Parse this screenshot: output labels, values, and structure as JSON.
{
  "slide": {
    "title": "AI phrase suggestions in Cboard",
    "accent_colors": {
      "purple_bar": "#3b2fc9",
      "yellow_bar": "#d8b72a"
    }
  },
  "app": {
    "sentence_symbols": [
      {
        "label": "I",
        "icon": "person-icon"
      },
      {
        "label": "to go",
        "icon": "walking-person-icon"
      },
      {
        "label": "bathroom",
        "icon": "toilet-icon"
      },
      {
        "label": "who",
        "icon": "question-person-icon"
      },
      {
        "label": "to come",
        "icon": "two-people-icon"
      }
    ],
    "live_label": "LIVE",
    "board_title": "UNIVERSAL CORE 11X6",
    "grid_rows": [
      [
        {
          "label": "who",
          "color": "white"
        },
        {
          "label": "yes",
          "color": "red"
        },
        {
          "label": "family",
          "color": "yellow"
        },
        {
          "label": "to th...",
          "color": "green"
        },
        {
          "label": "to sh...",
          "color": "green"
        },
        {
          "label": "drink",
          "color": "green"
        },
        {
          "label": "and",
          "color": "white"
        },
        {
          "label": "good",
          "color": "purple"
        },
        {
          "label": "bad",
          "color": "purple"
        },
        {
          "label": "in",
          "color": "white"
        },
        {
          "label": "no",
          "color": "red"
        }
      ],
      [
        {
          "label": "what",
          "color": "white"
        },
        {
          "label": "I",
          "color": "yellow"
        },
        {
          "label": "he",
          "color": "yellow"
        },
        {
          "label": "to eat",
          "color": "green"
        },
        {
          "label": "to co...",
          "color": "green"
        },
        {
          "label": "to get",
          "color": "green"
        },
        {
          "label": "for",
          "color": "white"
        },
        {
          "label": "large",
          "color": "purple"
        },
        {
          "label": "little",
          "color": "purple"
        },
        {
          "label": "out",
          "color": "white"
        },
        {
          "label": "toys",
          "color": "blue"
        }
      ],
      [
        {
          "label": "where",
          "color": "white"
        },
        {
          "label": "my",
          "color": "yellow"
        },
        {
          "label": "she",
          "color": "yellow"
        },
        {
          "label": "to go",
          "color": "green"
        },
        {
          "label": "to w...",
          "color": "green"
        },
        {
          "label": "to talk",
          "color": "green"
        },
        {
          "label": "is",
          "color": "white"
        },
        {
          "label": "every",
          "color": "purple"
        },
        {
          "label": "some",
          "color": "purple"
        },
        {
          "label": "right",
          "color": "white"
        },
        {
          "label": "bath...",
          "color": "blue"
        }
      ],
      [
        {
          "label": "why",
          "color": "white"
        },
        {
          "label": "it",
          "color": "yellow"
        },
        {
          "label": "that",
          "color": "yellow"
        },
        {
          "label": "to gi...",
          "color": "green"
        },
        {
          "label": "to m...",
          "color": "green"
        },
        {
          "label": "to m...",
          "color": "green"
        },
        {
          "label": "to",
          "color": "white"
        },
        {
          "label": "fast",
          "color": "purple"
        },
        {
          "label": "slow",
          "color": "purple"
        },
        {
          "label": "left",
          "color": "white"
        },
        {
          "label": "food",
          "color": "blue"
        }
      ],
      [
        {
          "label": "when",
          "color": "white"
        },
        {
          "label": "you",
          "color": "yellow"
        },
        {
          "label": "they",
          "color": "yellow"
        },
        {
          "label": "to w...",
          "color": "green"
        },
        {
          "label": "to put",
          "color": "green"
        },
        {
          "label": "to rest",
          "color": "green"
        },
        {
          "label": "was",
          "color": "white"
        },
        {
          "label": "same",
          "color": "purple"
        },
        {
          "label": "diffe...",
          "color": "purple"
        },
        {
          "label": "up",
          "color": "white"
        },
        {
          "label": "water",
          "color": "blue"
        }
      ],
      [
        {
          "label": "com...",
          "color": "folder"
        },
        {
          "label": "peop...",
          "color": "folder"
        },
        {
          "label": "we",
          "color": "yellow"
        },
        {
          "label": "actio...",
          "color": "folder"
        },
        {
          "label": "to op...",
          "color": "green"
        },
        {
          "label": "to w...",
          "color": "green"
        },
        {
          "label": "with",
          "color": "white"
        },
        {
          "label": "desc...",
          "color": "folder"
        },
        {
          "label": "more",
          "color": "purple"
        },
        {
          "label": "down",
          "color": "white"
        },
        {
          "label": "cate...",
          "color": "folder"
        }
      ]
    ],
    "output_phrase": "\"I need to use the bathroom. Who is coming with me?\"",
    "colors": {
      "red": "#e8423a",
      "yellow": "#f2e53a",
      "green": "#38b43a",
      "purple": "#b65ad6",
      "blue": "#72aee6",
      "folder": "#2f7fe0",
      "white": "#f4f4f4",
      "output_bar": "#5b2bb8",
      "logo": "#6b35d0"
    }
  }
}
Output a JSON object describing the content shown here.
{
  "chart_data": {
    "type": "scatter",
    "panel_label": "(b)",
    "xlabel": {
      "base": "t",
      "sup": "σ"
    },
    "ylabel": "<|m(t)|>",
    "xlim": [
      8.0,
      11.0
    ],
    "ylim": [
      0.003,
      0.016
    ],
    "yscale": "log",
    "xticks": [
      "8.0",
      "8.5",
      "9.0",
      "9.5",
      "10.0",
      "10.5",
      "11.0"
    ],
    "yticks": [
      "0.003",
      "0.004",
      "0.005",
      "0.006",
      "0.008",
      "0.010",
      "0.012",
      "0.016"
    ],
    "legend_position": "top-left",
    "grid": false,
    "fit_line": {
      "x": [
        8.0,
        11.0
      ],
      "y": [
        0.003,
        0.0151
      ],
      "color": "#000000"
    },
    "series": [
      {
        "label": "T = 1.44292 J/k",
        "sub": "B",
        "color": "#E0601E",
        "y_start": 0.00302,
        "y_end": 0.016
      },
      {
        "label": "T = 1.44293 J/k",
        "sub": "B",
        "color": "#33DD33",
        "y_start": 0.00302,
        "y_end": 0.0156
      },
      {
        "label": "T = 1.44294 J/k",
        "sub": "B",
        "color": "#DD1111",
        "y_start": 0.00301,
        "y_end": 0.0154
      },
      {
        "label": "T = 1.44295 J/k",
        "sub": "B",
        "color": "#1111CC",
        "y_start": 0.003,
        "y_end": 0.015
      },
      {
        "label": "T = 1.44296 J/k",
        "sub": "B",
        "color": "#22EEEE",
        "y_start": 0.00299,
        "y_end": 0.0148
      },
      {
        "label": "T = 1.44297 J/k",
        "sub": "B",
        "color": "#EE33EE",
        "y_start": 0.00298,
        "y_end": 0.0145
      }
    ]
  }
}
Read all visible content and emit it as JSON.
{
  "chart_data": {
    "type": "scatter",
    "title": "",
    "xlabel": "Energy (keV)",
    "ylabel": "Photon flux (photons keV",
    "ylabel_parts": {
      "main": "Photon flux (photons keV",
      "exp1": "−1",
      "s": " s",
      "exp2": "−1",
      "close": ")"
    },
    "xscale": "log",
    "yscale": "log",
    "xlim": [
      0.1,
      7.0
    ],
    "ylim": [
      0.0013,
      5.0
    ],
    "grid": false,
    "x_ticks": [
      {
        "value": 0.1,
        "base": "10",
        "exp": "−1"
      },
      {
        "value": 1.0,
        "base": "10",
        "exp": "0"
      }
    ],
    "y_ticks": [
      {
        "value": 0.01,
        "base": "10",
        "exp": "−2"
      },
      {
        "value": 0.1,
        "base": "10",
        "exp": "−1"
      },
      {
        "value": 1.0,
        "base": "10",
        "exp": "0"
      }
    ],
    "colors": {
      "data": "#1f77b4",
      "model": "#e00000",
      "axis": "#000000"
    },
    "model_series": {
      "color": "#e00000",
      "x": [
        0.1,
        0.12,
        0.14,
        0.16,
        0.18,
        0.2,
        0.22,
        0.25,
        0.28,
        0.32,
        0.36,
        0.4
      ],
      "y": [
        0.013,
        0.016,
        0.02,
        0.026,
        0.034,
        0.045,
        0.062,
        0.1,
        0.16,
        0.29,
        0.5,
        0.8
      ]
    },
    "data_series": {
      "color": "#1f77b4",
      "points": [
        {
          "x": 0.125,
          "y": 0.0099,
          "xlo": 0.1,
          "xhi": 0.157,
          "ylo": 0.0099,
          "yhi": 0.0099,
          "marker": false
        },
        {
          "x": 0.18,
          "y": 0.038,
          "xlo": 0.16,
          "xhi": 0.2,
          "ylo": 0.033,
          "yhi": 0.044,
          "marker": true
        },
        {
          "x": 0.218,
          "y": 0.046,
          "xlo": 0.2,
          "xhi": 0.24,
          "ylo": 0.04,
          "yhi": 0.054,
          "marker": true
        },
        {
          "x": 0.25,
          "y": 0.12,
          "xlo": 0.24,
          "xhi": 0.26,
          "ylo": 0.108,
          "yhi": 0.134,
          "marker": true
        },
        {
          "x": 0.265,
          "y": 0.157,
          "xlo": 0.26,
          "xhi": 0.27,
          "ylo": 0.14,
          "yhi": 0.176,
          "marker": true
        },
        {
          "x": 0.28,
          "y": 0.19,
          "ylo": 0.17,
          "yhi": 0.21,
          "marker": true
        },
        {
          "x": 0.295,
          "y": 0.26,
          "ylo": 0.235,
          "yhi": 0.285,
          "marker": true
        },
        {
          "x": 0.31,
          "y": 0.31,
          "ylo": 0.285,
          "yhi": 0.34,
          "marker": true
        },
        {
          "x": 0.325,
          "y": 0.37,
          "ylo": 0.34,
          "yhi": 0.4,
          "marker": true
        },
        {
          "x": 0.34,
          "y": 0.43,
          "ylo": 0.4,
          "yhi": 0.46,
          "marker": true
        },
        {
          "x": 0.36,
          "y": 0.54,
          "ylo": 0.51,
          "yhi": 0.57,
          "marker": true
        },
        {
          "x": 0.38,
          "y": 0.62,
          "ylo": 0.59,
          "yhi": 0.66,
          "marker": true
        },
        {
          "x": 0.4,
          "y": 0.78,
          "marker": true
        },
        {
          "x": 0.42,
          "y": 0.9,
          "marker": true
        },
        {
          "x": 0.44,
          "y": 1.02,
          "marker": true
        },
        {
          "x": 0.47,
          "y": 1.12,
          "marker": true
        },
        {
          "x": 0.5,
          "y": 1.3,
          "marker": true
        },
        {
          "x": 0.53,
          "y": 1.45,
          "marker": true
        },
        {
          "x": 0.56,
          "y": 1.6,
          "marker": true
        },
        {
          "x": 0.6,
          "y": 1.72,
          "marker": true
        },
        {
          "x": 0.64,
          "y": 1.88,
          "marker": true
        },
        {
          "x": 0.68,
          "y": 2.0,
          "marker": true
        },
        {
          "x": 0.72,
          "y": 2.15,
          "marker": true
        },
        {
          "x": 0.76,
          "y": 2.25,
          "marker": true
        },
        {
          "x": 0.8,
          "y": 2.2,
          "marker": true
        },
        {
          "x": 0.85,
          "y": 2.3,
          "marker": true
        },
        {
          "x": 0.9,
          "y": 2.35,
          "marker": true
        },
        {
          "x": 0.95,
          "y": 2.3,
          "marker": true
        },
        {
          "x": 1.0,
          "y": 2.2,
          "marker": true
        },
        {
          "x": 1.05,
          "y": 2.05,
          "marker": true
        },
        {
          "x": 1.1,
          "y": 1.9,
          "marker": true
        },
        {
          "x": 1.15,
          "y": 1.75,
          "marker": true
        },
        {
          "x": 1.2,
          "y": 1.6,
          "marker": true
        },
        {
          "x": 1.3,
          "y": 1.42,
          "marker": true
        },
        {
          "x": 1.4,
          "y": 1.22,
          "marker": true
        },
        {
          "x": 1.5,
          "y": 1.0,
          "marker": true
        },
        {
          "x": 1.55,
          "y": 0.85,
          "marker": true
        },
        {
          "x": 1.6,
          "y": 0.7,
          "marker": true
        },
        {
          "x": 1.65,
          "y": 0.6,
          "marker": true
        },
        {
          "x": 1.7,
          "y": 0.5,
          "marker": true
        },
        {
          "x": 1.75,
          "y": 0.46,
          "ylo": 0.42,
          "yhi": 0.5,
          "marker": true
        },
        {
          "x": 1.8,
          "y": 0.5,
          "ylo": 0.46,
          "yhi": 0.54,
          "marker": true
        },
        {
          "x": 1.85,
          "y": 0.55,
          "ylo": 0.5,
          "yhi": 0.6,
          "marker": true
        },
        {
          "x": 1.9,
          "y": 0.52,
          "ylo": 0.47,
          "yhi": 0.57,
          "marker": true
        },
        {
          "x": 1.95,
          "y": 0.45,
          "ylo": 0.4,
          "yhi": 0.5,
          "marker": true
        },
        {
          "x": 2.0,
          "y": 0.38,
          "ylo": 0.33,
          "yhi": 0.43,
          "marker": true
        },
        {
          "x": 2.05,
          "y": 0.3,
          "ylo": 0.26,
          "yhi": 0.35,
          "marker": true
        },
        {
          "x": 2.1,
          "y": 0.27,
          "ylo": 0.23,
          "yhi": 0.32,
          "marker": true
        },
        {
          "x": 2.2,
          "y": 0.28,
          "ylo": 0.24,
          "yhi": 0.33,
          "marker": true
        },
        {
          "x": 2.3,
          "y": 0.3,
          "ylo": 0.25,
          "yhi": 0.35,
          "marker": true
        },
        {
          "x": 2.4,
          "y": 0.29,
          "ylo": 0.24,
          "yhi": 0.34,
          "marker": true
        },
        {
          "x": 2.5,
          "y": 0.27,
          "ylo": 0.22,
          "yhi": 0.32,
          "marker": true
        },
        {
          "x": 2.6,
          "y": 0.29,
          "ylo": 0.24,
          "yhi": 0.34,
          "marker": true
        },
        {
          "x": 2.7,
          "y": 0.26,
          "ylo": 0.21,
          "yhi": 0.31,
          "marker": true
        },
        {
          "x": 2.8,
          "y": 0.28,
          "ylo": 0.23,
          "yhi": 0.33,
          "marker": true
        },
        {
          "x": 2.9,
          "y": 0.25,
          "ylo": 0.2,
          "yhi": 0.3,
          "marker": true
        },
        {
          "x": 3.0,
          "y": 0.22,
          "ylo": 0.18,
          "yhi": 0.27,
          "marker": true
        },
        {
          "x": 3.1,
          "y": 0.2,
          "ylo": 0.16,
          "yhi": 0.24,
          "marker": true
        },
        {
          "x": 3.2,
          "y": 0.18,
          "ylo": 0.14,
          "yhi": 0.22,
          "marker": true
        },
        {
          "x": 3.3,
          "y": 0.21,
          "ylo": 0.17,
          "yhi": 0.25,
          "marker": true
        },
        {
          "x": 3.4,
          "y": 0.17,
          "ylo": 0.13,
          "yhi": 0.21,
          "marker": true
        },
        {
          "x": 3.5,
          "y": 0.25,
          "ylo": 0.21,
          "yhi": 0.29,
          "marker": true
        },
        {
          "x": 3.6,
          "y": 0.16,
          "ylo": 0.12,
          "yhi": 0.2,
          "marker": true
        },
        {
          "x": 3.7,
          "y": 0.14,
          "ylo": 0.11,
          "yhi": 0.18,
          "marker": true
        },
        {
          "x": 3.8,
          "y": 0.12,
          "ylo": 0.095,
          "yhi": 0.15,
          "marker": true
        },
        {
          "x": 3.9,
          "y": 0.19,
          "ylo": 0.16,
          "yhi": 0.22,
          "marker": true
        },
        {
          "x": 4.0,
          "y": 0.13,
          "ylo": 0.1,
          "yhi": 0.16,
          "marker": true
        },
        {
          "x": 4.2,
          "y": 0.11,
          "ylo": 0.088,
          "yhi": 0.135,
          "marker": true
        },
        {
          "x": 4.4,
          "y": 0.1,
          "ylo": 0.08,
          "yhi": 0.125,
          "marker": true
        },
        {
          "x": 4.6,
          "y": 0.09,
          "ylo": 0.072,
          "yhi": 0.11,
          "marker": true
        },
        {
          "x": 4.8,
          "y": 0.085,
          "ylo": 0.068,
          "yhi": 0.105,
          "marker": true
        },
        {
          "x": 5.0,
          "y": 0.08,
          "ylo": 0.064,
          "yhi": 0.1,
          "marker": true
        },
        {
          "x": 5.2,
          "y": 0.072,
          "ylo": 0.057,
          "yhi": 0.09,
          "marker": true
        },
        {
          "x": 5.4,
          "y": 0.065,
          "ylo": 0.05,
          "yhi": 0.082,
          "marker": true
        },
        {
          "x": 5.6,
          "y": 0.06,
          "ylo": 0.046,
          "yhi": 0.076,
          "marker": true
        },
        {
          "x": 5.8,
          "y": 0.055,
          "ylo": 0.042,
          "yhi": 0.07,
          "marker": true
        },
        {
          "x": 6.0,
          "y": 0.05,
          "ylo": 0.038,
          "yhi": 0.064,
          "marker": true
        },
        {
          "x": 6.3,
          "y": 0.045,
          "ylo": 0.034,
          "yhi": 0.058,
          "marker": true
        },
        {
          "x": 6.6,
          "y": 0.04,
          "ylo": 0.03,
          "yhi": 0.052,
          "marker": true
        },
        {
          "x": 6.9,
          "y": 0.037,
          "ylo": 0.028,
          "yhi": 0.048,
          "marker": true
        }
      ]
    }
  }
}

^^^^^^^^

Instructions to follow
List each line of the records that holds the string "photons".

Reply to the exercise
    "ylabel": "Photon flux (photons keV",
      "main": "Photon flux (photons keV",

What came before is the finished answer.